** begin DATA LINES **

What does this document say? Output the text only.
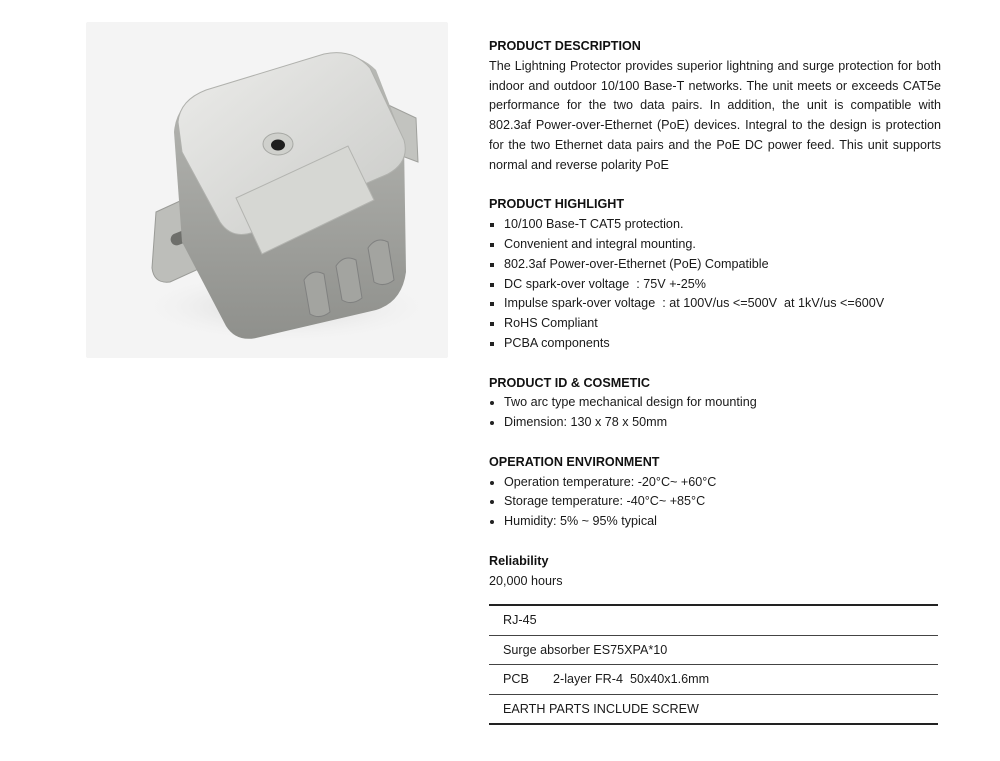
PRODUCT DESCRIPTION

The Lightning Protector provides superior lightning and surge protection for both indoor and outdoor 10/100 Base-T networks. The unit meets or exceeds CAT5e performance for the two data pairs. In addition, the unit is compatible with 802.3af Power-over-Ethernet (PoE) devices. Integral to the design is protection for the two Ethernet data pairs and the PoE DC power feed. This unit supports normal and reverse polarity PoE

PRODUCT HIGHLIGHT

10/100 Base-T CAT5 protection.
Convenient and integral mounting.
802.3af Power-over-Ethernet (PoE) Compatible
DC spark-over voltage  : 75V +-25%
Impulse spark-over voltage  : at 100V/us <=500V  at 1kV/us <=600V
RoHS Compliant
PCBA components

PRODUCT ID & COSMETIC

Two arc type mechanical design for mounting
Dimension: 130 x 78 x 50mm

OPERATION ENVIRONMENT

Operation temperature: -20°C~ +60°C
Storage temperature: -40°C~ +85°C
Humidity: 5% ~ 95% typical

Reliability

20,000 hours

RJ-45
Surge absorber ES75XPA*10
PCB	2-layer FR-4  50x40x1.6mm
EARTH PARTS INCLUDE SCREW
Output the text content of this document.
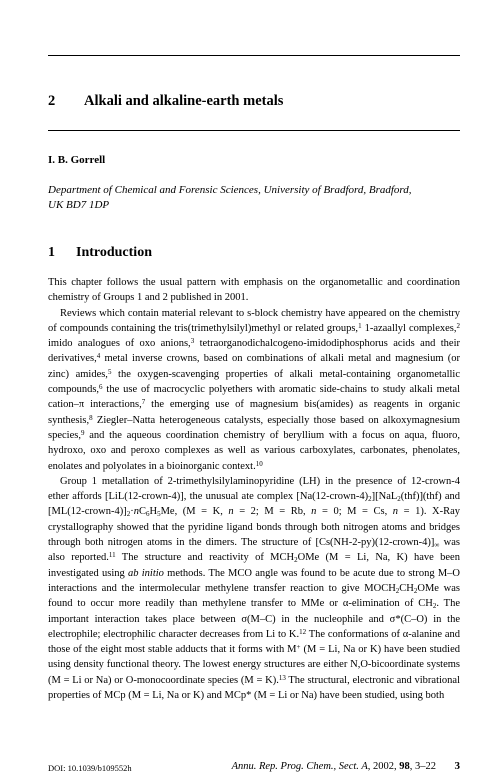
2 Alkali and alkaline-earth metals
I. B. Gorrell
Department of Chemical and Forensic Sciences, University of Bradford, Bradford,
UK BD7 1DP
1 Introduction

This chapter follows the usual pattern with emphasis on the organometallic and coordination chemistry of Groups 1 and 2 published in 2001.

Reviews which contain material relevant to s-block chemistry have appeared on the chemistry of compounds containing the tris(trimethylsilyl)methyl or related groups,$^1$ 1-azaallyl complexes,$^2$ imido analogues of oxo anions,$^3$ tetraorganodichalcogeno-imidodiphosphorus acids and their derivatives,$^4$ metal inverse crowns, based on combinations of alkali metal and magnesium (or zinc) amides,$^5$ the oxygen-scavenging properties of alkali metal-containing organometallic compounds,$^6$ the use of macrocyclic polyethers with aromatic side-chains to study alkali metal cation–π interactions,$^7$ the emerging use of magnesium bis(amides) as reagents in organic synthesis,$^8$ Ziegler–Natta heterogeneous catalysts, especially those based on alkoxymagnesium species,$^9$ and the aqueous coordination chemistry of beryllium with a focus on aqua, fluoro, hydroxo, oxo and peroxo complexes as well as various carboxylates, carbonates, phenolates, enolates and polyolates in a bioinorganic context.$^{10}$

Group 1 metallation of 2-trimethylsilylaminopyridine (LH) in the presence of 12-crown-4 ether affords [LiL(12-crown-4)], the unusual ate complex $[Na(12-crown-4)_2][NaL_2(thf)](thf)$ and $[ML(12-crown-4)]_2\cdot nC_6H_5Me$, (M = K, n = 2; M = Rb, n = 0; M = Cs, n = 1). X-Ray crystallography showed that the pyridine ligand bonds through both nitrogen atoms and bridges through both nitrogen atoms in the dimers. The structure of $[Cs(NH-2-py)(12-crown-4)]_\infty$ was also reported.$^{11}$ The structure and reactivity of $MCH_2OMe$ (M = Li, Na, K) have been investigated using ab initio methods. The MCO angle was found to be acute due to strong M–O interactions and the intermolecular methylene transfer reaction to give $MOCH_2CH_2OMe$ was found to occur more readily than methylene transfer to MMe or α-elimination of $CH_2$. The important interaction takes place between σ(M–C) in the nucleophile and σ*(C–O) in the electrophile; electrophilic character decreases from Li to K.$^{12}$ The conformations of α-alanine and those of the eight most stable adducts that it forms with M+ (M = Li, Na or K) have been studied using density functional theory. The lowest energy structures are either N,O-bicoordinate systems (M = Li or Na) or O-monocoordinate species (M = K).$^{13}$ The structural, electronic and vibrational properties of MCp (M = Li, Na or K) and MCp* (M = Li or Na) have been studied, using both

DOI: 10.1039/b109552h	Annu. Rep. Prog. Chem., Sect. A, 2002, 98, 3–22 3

** end DATA LINES **
** begin DATA LINES **

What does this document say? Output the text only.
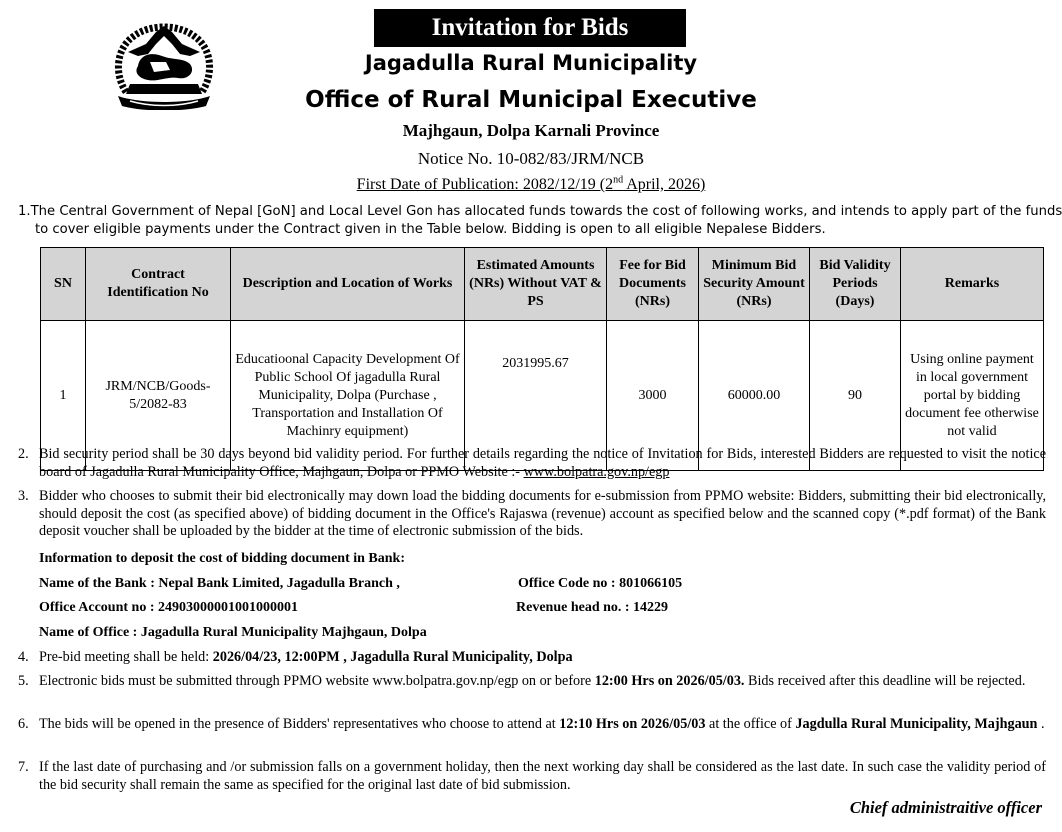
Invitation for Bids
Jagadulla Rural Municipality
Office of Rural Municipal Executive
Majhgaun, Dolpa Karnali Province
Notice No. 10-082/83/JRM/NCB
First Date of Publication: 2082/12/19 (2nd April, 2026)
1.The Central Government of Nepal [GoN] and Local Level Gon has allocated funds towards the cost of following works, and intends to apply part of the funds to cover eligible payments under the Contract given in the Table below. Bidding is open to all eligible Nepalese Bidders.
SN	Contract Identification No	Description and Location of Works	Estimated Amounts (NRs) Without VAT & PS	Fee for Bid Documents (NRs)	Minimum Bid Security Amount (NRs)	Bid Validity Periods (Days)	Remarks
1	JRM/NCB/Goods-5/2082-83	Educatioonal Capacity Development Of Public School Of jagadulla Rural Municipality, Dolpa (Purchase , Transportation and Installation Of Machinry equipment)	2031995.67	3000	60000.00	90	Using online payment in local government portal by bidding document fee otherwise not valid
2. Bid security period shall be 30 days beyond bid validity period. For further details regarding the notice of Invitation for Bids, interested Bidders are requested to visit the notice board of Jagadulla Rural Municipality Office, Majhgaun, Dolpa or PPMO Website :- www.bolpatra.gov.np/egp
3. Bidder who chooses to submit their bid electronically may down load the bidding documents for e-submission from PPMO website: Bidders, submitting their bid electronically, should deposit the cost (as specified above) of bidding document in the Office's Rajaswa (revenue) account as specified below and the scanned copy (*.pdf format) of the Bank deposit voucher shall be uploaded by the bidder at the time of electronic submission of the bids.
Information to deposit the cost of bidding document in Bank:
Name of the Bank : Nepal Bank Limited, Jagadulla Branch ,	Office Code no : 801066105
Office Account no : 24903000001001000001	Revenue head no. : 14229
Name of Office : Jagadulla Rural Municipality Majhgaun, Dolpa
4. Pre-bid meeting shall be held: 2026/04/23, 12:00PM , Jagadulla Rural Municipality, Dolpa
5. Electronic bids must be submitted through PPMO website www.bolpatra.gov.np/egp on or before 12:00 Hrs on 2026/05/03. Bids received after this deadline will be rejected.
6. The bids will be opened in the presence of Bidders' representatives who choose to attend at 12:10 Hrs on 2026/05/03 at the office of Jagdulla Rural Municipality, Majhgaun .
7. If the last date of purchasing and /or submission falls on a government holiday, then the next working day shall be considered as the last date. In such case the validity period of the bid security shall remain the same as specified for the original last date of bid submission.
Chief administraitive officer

** end DATA LINES **

§ **AIM OF THE EXERCISE**:
Only lines holding the string "Name" are wanted; gather each one from the entries above.

§ **WRITTEN SOLUTION**:
Name of the Bank : Nepal Bank Limited, Jagadulla Branch ,	Office Code no : 801066105
Name of Office : Jagadulla Rural Municipality Majhgaun, Dolpa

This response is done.